**PROMPT:**
Give the entries again exactly, every one of them.

**RECORDS SUPPLIED:**
>> Start

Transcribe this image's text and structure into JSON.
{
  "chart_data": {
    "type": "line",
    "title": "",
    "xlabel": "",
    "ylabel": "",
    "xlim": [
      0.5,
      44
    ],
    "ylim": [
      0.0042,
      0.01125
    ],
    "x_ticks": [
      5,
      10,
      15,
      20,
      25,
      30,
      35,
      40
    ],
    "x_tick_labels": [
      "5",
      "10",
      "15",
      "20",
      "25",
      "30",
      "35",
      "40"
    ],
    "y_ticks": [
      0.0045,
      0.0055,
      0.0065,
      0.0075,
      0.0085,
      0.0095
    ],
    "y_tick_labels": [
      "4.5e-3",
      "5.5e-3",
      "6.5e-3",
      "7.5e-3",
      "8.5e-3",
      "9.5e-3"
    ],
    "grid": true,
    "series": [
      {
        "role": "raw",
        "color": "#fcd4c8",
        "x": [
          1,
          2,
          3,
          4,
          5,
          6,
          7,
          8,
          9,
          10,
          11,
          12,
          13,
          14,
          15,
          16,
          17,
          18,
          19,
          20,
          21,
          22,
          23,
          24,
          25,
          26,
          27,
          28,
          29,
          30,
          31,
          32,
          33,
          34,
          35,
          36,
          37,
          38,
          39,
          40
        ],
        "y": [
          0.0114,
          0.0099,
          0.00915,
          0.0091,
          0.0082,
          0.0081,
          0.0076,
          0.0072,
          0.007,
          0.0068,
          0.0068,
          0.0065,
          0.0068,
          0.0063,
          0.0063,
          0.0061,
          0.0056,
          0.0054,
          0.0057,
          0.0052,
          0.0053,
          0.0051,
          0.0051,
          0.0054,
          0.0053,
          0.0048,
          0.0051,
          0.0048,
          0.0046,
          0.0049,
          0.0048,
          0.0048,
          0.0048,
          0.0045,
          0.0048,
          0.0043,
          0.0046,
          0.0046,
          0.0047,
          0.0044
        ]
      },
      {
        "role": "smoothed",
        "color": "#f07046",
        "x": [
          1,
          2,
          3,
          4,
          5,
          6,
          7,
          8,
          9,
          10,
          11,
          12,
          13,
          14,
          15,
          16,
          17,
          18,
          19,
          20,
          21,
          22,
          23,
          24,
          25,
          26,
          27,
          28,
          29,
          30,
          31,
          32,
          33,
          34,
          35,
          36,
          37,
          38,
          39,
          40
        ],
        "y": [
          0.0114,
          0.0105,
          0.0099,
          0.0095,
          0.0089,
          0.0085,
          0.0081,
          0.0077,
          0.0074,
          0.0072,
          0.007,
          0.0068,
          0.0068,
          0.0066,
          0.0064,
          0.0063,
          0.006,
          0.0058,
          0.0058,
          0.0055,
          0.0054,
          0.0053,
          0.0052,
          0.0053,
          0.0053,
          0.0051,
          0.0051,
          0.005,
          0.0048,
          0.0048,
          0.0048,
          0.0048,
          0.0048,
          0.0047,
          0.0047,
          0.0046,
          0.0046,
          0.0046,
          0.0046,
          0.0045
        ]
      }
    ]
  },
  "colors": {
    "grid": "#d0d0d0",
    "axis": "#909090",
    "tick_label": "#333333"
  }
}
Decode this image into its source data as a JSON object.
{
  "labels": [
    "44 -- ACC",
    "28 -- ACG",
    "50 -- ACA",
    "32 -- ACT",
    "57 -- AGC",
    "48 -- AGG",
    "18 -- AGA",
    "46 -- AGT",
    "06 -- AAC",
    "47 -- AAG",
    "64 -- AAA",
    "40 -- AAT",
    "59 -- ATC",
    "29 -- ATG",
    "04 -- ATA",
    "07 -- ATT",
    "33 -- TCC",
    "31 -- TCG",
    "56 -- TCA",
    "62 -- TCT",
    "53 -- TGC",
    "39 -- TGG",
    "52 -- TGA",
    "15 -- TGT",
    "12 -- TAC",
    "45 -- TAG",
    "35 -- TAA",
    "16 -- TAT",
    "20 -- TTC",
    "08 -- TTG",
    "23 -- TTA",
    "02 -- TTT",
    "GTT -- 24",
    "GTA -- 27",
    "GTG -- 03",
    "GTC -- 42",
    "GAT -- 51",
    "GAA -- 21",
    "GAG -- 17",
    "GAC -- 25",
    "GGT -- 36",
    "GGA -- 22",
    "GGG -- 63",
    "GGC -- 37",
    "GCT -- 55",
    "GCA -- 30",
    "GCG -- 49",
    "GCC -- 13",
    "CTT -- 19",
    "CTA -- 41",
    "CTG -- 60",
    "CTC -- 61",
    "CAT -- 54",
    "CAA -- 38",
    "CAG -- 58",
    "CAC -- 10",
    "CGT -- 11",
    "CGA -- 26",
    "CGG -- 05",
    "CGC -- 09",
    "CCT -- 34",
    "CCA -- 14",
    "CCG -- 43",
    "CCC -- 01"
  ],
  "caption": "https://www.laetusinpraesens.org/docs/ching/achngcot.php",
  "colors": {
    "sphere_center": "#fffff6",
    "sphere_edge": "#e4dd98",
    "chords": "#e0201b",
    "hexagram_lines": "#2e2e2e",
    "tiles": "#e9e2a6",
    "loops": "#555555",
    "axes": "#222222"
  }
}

>> End

**COMPLETE RESPONSE:**
Transcribe this image's text and structure into JSON.
{
  "chart_data": {
    "type": "line",
    "title": "",
    "xlabel": "",
    "ylabel": "",
    "xlim": [
      0.5,
      44
    ],
    "ylim": [
      0.0042,
      0.01125
    ],
    "x_ticks": [
      5,
      10,
      15,
      20,
      25,
      30,
      35,
      40
    ],
    "x_tick_labels": [
      "5",
      "10",
      "15",
      "20",
      "25",
      "30",
      "35",
      "40"
    ],
    "y_ticks": [
      0.0045,
      0.0055,
      0.0065,
      0.0075,
      0.0085,
      0.0095
    ],
    "y_tick_labels": [
      "4.5e-3",
      "5.5e-3",
      "6.5e-3",
      "7.5e-3",
      "8.5e-3",
      "9.5e-3"
    ],
    "grid": true,
    "series": [
      {
        "role": "raw",
        "color": "#fcd4c8",
        "x": [
          1,
          2,
          3,
          4,
          5,
          6,
          7,
          8,
          9,
          10,
          11,
          12,
          13,
          14,
          15,
          16,
          17,
          18,
          19,
          20,
          21,
          22,
          23,
          24,
          25,
          26,
          27,
          28,
          29,
          30,
          31,
          32,
          33,
          34,
          35,
          36,
          37,
          38,
          39,
          40
        ],
        "y": [
          0.0114,
          0.0099,
          0.00915,
          0.0091,
          0.0082,
          0.0081,
          0.0076,
          0.0072,
          0.007,
          0.0068,
          0.0068,
          0.0065,
          0.0068,
          0.0063,
          0.0063,
          0.0061,
          0.0056,
          0.0054,
          0.0057,
          0.0052,
          0.0053,
          0.0051,
          0.0051,
          0.0054,
          0.0053,
          0.0048,
          0.0051,
          0.0048,
          0.0046,
          0.0049,
          0.0048,
          0.0048,
          0.0048,
          0.0045,
          0.0048,
          0.0043,
          0.0046,
          0.0046,
          0.0047,
          0.0044
        ]
      },
      {
        "role": "smoothed",
        "color": "#f07046",
        "x": [
          1,
          2,
          3,
          4,
          5,
          6,
          7,
          8,
          9,
          10,
          11,
          12,
          13,
          14,
          15,
          16,
          17,
          18,
          19,
          20,
          21,
          22,
          23,
          24,
          25,
          26,
          27,
          28,
          29,
          30,
          31,
          32,
          33,
          34,
          35,
          36,
          37,
          38,
          39,
          40
        ],
        "y": [
          0.0114,
          0.0105,
          0.0099,
          0.0095,
          0.0089,
          0.0085,
          0.0081,
          0.0077,
          0.0074,
          0.0072,
          0.007,
          0.0068,
          0.0068,
          0.0066,
          0.0064,
          0.0063,
          0.006,
          0.0058,
          0.0058,
          0.0055,
          0.0054,
          0.0053,
          0.0052,
          0.0053,
          0.0053,
          0.0051,
          0.0051,
          0.005,
          0.0048,
          0.0048,
          0.0048,
          0.0048,
          0.0048,
          0.0047,
          0.0047,
          0.0046,
          0.0046,
          0.0046,
          0.0046,
          0.0045
        ]
      }
    ]
  },
  "colors": {
    "grid": "#d0d0d0",
    "axis": "#909090",
    "tick_label": "#333333"
  }
}
Decode this image into its source data as a JSON object.
{
  "labels": [
    "44 -- ACC",
    "28 -- ACG",
    "50 -- ACA",
    "32 -- ACT",
    "57 -- AGC",
    "48 -- AGG",
    "18 -- AGA",
    "46 -- AGT",
    "06 -- AAC",
    "47 -- AAG",
    "64 -- AAA",
    "40 -- AAT",
    "59 -- ATC",
    "29 -- ATG",
    "04 -- ATA",
    "07 -- ATT",
    "33 -- TCC",
    "31 -- TCG",
    "56 -- TCA",
    "62 -- TCT",
    "53 -- TGC",
    "39 -- TGG",
    "52 -- TGA",
    "15 -- TGT",
    "12 -- TAC",
    "45 -- TAG",
    "35 -- TAA",
    "16 -- TAT",
    "20 -- TTC",
    "08 -- TTG",
    "23 -- TTA",
    "02 -- TTT",
    "GTT -- 24",
    "GTA -- 27",
    "GTG -- 03",
    "GTC -- 42",
    "GAT -- 51",
    "GAA -- 21",
    "GAG -- 17",
    "GAC -- 25",
    "GGT -- 36",
    "GGA -- 22",
    "GGG -- 63",
    "GGC -- 37",
    "GCT -- 55",
    "GCA -- 30",
    "GCG -- 49",
    "GCC -- 13",
    "CTT -- 19",
    "CTA -- 41",
    "CTG -- 60",
    "CTC -- 61",
    "CAT -- 54",
    "CAA -- 38",
    "CAG -- 58",
    "CAC -- 10",
    "CGT -- 11",
    "CGA -- 26",
    "CGG -- 05",
    "CGC -- 09",
    "CCT -- 34",
    "CCA -- 14",
    "CCG -- 43",
    "CCC -- 01"
  ],
  "caption": "https://www.laetusinpraesens.org/docs/ching/achngcot.php",
  "colors": {
    "sphere_center": "#fffff6",
    "sphere_edge": "#e4dd98",
    "chords": "#e0201b",
    "hexagram_lines": "#2e2e2e",
    "tiles": "#e9e2a6",
    "loops": "#555555",
    "axes": "#222222"
  }
}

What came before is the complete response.